>> start MATERIAL FOR THE TASK
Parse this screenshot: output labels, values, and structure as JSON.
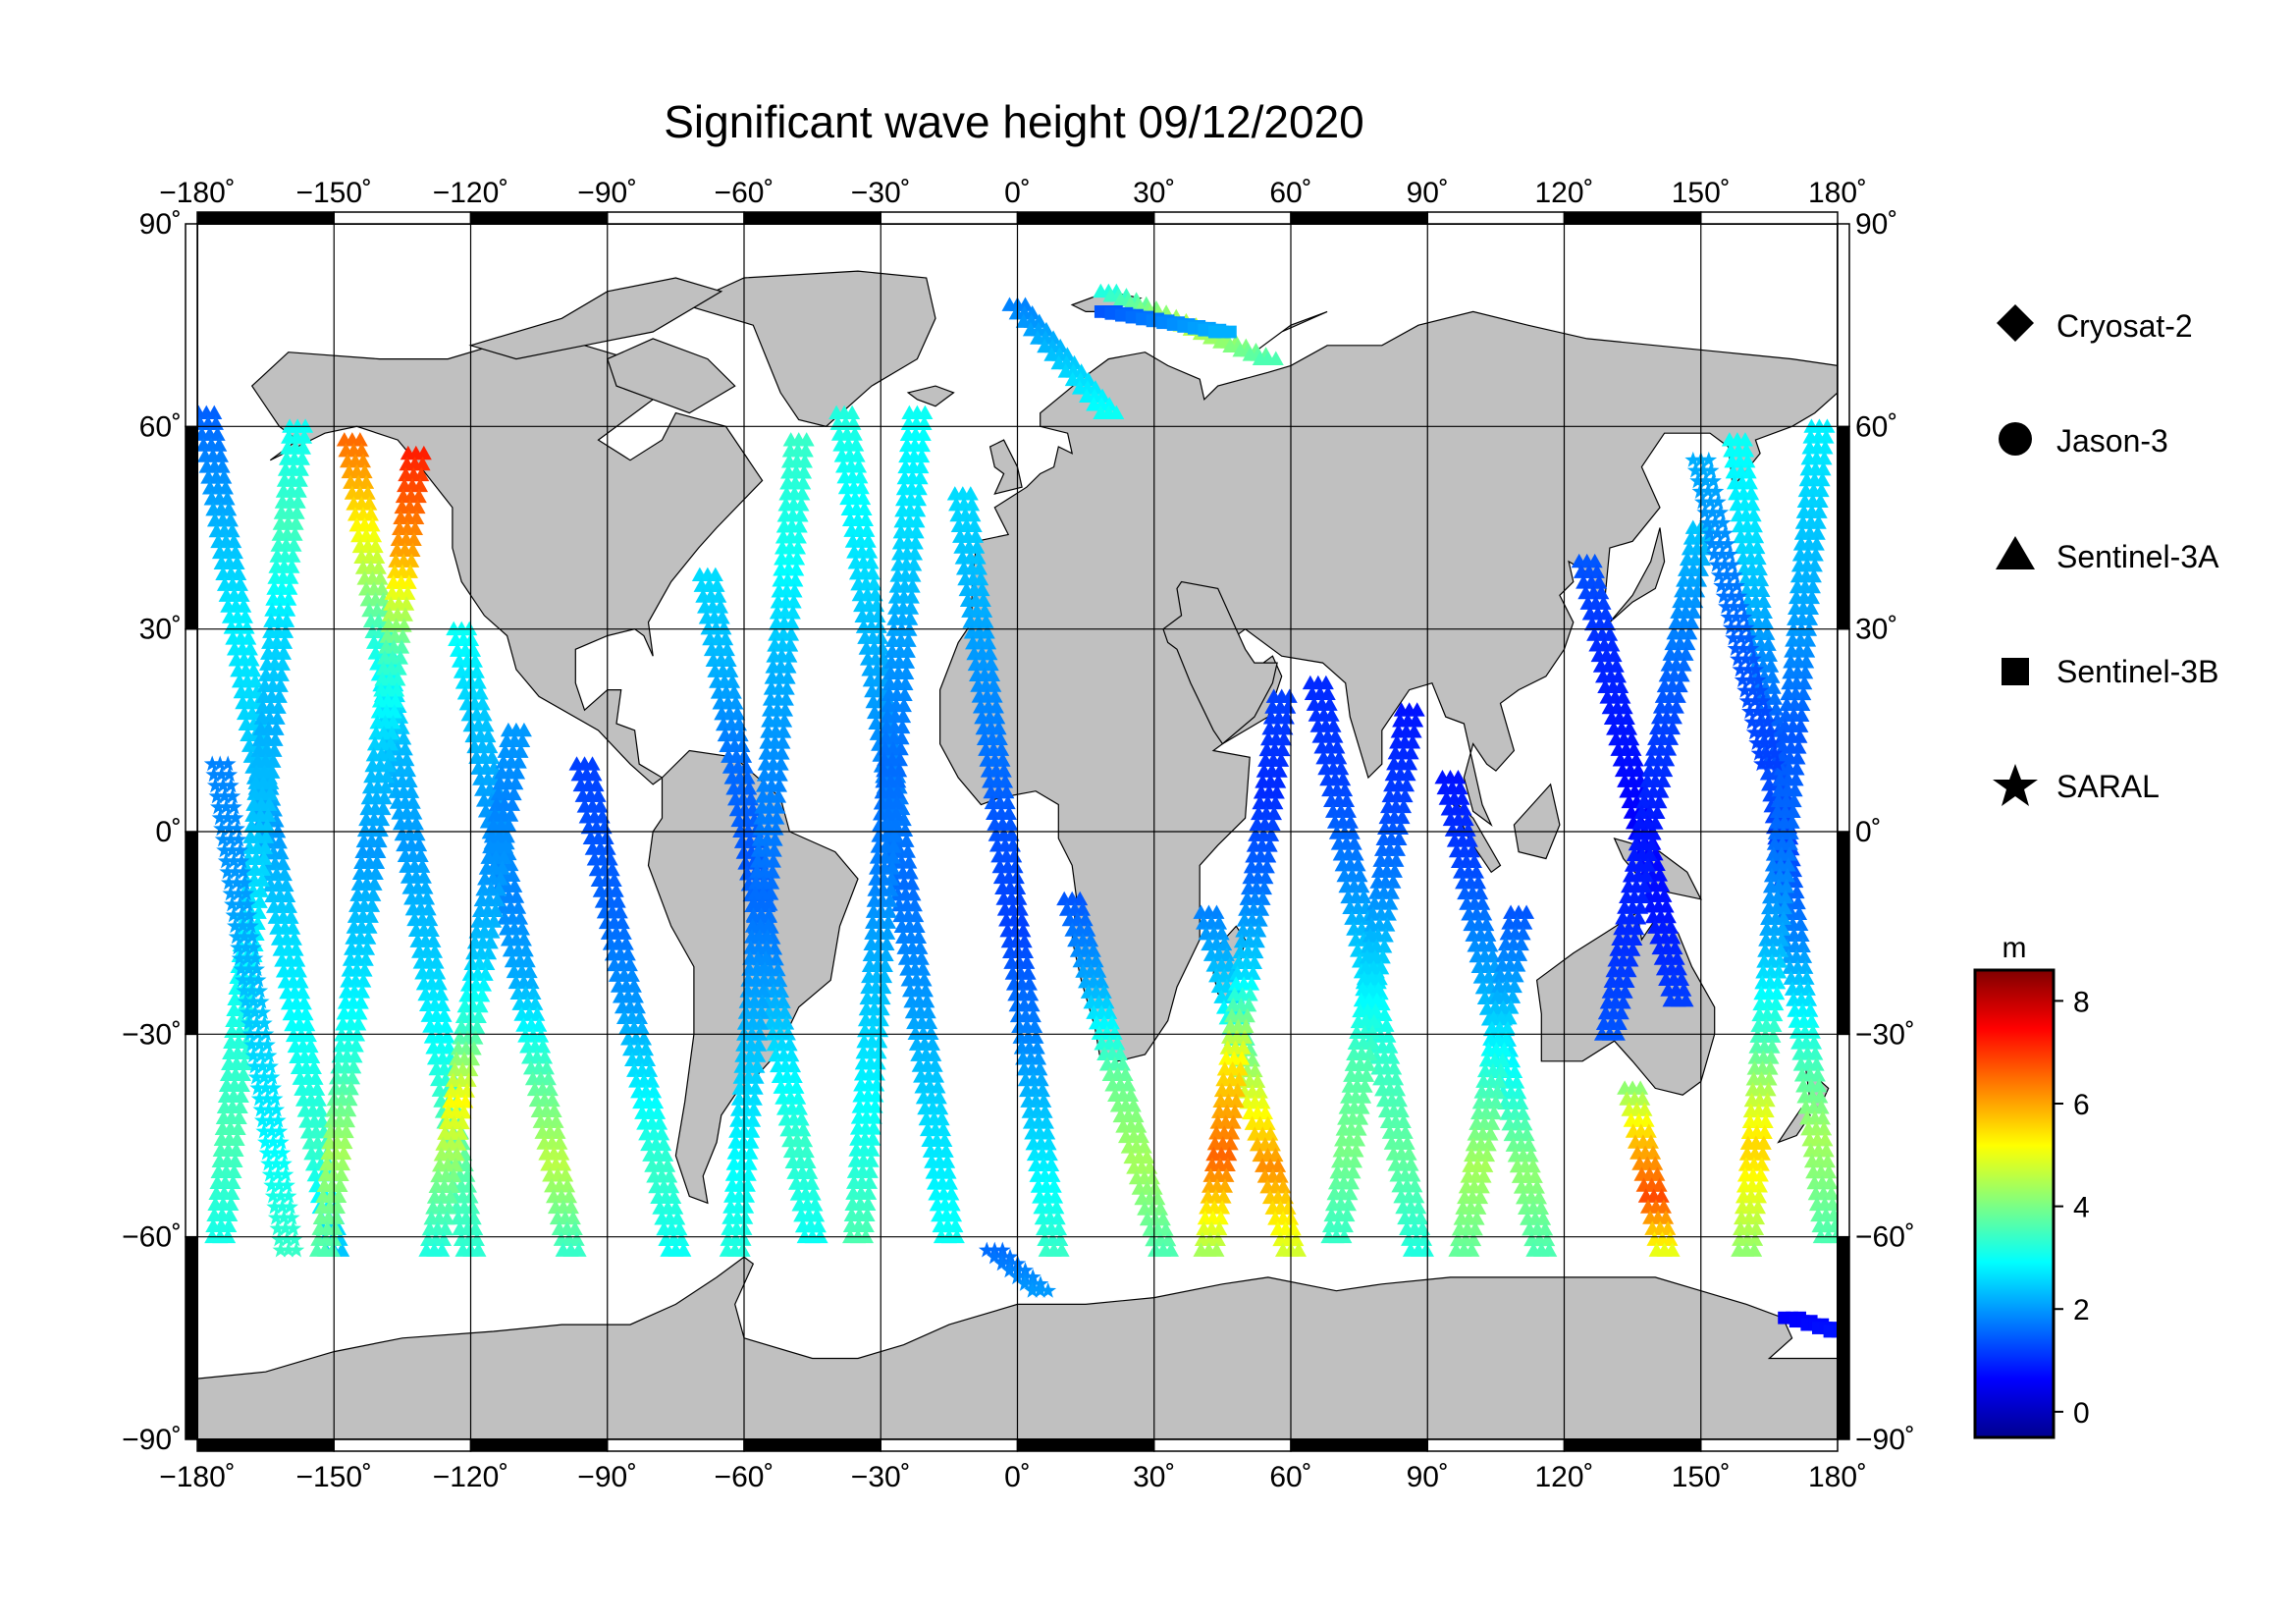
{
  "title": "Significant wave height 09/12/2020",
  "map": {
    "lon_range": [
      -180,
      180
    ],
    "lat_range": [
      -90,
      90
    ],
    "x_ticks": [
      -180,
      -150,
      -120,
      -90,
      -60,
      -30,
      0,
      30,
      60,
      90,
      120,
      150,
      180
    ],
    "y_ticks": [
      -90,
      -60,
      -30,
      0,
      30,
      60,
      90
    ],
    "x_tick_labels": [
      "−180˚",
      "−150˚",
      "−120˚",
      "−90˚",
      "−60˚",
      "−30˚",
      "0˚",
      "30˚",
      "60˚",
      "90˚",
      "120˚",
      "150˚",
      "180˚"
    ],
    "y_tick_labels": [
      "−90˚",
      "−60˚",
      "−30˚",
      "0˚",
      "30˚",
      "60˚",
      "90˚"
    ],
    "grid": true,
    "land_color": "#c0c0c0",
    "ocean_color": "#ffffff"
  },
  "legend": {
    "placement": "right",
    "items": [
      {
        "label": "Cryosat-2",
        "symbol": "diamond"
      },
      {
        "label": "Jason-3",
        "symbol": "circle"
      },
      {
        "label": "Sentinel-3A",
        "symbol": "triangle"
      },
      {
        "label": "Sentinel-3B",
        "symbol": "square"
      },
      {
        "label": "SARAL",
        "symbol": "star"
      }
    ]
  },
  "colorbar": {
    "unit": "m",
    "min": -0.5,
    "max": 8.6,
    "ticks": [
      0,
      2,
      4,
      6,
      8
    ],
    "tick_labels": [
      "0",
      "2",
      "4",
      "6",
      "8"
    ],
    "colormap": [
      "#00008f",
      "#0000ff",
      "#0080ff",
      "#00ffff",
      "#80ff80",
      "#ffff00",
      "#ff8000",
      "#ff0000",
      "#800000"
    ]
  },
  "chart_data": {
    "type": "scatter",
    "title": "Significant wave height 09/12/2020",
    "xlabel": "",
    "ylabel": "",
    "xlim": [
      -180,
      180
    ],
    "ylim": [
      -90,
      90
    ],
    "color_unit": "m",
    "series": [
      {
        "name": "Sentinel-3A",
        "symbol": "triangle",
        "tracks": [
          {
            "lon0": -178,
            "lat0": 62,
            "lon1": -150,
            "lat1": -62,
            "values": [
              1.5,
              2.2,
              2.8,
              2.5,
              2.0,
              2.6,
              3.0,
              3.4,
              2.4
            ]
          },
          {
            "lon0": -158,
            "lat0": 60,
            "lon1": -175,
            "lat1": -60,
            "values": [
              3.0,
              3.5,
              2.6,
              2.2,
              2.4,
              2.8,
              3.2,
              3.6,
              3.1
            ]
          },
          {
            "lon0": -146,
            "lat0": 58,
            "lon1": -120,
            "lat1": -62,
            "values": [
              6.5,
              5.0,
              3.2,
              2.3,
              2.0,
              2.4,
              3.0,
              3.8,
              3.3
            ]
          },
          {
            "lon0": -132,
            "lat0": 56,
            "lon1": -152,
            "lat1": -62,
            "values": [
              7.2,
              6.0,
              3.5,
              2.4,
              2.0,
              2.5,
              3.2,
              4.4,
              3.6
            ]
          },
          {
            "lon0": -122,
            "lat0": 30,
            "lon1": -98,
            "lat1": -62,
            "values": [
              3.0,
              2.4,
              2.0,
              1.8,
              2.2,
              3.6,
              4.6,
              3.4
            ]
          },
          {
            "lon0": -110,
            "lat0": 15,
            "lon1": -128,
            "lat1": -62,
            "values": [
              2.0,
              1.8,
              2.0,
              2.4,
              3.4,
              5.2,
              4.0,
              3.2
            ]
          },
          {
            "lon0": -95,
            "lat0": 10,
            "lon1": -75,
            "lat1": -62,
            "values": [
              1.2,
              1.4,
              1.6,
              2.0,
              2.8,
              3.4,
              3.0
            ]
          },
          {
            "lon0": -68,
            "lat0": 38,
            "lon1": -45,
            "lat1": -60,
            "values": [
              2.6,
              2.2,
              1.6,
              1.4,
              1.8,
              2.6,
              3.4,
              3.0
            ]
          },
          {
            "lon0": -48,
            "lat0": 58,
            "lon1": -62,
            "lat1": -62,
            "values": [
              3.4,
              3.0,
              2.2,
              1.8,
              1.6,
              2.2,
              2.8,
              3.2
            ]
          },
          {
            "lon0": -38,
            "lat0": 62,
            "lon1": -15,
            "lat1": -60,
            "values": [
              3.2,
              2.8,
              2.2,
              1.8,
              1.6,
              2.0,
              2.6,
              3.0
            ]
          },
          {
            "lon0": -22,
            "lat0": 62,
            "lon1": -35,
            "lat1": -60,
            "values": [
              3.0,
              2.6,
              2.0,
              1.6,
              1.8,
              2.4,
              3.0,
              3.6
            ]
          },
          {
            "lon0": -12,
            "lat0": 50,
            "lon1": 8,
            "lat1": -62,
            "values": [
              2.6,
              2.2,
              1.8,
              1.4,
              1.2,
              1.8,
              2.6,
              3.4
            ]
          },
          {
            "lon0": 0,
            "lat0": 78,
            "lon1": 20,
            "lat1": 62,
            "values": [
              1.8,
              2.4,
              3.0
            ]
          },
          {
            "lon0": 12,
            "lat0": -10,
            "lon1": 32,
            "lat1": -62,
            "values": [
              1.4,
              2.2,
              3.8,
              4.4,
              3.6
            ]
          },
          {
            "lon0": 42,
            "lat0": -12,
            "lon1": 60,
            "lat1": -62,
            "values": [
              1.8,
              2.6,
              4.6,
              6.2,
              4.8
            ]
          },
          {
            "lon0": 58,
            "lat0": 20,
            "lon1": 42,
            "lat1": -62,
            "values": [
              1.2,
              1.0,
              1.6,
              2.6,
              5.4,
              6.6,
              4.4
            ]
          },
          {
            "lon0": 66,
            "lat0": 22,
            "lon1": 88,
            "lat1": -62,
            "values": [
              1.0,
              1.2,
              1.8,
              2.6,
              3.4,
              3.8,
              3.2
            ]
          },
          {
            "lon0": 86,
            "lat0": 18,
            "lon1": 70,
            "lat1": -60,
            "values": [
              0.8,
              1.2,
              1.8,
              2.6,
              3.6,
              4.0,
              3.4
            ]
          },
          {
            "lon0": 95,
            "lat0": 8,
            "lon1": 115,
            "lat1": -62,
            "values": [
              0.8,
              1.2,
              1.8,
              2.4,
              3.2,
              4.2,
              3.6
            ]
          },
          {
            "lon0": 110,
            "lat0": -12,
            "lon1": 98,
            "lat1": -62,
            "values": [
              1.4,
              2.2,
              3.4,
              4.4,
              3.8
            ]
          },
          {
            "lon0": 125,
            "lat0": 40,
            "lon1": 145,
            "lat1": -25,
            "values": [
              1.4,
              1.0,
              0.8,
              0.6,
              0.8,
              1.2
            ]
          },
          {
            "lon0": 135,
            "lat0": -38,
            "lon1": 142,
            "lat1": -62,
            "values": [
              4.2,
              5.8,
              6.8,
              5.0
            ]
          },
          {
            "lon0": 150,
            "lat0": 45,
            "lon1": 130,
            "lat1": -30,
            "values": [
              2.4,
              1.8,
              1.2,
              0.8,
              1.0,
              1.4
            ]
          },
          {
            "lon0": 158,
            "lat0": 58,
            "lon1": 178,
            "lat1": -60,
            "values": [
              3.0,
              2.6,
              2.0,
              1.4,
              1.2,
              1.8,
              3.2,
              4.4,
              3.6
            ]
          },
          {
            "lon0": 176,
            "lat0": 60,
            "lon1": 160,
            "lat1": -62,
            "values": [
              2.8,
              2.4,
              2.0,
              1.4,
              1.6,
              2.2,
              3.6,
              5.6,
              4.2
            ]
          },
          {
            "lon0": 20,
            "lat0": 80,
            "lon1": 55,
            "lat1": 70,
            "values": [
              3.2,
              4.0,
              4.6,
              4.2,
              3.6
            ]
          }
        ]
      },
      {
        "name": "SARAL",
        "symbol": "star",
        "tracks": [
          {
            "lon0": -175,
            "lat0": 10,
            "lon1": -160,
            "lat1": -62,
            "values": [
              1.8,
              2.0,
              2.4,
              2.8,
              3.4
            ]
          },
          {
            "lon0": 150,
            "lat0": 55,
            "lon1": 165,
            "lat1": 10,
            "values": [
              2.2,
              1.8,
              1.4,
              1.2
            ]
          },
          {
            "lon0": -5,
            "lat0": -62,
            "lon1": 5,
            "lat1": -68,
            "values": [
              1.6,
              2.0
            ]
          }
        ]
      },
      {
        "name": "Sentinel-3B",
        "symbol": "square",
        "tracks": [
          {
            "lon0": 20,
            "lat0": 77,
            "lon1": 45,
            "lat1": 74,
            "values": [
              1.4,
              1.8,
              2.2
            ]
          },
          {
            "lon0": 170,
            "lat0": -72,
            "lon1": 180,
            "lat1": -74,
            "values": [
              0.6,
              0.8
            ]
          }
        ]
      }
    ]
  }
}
>> end MATERIAL FOR THE TASK
WRITTEN REQUEST: Write only the number of lines that include "title".

RESULT BELOW: 2